Картины Парижа. Том II

Мерсье Луи-Себастьен

КАРТИНЫ ПАРИЖА

ТОМ ВТОРОЙ

ЧАСТЬ ТРЕТЬЯ

206. Стряпчие. Судебные пристава

Если у вас в доме есть темное, грязное, зловонное место, заваленное всевозможными отбросами, то в нем обязательно заведутся мыши и крысы. Так, в тине и сутолоке нашей юриспруденции появилась особая порода грызунов в лице стряпчих и судебных приставов.

Они чувствуют себя превосходно в темных закоулках крючкотворства, жиреют в лабиринтах судопроизводства, поневоле приходится за ними следовать и подчиняться их руководству.

Эти бумагомаратели покупают за деньги свои презренные должности, которые делают из них явных и привилегированных вампиров. Но так как корень зла лежит в нашем противоречивом и запутанном законодательстве, то искусный стряпчий смеется над бедой истца и крепко придерживается путаных старинных законов, столь для него выгодных.

==============================

### [Что сделать]
(1) Сократите абзац исходного текста, который начинается словами «Эти бумагомаратели покупают», и сохраните его главные факты.
(2) Продолжите текст о стряпчих и судебных приставах сразу после его последнего предложения.

### [Исходные данные]
==============================

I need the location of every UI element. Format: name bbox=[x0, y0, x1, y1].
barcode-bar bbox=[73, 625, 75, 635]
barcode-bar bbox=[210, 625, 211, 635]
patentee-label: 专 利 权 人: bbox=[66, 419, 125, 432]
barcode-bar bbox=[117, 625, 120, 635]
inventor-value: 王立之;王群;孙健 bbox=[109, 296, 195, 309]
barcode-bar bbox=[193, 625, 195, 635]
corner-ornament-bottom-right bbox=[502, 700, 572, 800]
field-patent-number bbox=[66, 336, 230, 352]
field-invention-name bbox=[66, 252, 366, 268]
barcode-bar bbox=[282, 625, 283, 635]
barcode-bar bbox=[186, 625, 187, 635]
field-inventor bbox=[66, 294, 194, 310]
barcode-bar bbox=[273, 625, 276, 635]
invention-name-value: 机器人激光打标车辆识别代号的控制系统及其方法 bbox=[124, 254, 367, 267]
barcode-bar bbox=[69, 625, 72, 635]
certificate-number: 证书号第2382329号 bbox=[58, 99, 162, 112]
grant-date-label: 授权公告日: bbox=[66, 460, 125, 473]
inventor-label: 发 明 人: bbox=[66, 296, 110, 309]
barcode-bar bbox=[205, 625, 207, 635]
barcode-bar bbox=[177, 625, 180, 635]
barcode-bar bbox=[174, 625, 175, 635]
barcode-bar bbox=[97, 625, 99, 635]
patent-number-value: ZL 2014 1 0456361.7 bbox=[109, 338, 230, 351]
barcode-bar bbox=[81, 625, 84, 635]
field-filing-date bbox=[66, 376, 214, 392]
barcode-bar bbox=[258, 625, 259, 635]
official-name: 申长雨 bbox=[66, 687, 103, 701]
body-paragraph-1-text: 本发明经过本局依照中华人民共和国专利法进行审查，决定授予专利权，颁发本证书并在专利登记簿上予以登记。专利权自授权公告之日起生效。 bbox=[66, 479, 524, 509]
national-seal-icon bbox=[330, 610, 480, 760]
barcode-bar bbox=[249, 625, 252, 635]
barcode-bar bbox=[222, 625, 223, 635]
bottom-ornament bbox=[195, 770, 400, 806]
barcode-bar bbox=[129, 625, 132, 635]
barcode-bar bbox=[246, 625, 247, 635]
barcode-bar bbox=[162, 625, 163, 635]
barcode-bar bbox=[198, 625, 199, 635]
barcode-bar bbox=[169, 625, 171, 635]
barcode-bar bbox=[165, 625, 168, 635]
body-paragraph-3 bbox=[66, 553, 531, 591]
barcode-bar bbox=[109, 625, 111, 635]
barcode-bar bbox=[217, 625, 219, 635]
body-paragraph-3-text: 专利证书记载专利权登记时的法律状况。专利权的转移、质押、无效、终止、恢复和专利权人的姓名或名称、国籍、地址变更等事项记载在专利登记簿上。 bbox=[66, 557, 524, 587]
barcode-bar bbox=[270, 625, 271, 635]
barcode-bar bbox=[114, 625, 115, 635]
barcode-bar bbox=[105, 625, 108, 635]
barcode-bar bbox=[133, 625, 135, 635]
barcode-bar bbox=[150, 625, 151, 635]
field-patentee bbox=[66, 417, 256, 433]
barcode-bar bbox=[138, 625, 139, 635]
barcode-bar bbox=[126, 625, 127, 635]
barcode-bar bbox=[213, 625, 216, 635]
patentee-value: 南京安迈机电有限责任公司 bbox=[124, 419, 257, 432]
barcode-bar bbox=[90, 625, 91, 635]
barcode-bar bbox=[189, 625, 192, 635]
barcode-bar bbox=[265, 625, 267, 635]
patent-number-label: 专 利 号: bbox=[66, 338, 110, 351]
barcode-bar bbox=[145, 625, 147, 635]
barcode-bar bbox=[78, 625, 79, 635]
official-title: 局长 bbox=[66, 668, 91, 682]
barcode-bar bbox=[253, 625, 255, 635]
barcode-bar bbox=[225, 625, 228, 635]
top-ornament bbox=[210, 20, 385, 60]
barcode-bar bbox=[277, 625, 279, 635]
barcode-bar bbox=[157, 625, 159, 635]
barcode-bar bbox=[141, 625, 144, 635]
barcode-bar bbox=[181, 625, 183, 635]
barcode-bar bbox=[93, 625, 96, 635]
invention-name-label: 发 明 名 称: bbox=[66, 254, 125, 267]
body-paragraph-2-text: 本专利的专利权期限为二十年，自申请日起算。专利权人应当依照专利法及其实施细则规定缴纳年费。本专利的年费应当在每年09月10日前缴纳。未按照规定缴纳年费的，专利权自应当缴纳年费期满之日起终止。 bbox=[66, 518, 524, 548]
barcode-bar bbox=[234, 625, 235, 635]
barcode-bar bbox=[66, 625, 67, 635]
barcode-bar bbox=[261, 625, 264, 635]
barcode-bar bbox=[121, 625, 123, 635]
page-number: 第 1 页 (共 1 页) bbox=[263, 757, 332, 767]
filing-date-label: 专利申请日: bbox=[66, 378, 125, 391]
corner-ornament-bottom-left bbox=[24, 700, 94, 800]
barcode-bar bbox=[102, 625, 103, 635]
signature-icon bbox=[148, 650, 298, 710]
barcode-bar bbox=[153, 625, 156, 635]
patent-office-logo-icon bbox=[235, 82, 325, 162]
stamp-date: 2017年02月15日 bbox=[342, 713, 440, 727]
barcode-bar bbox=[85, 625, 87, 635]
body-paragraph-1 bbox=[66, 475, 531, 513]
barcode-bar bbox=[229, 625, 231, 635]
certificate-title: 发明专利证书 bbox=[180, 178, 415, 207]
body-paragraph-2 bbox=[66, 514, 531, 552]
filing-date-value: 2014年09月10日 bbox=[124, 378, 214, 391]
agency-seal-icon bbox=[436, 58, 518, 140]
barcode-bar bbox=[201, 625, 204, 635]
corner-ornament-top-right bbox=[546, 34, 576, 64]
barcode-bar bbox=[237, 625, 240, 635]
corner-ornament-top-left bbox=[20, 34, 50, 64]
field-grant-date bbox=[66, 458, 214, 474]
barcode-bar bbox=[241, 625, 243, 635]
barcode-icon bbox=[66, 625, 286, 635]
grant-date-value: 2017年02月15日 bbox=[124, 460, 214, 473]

==============================

### [Ответы]
(1) Стряпчие и приставы покупают свои должности за деньги, и эти должности делают их привилегированными вампирами. Корень зла — противоречивое и запутанное законодательство. Поэтому ловкий стряпчий смеется над бедой истца и держится старых путаных законов, которые ему выгодны.

(2)
Наше законодательство представляет собой груду загадок, почерпнутых наудачу из сочинений тех или иных чужестранных законоведов. А когда обычаи и законы лишены ясности, нечего удивляться уродствам судопроизводства.

Войдите к какому-нибудь стряпчему в его канцелярию, неправильно называемую конторой. Восемь-десять юношей, восседая на жестких скамейках, с утра до вечера царапают гербовую бумагу. Великолепное занятие! Они переписывают

вызовы в суд, повестки, копии решений, прошения, заготовляют бумаги.

Что значит выражение:

заготовлять бумаги?

Так называется искусство удлинять слова и строчки, употреблять как можно больше бумаги, продавать эту исписанную вдоль и поперек бумагу несчастным истцам, затем составлять из всего этого

толстое дело.

А что такое

дело?

Это и есть курьезное собрание подобных чудовищных бумаг. Сколько же может стоить такое

толстое дело?

От семи до восьми тысяч франков, которые берут за то, чтобы только слегка разобраться в обстоятельствах тяжбы.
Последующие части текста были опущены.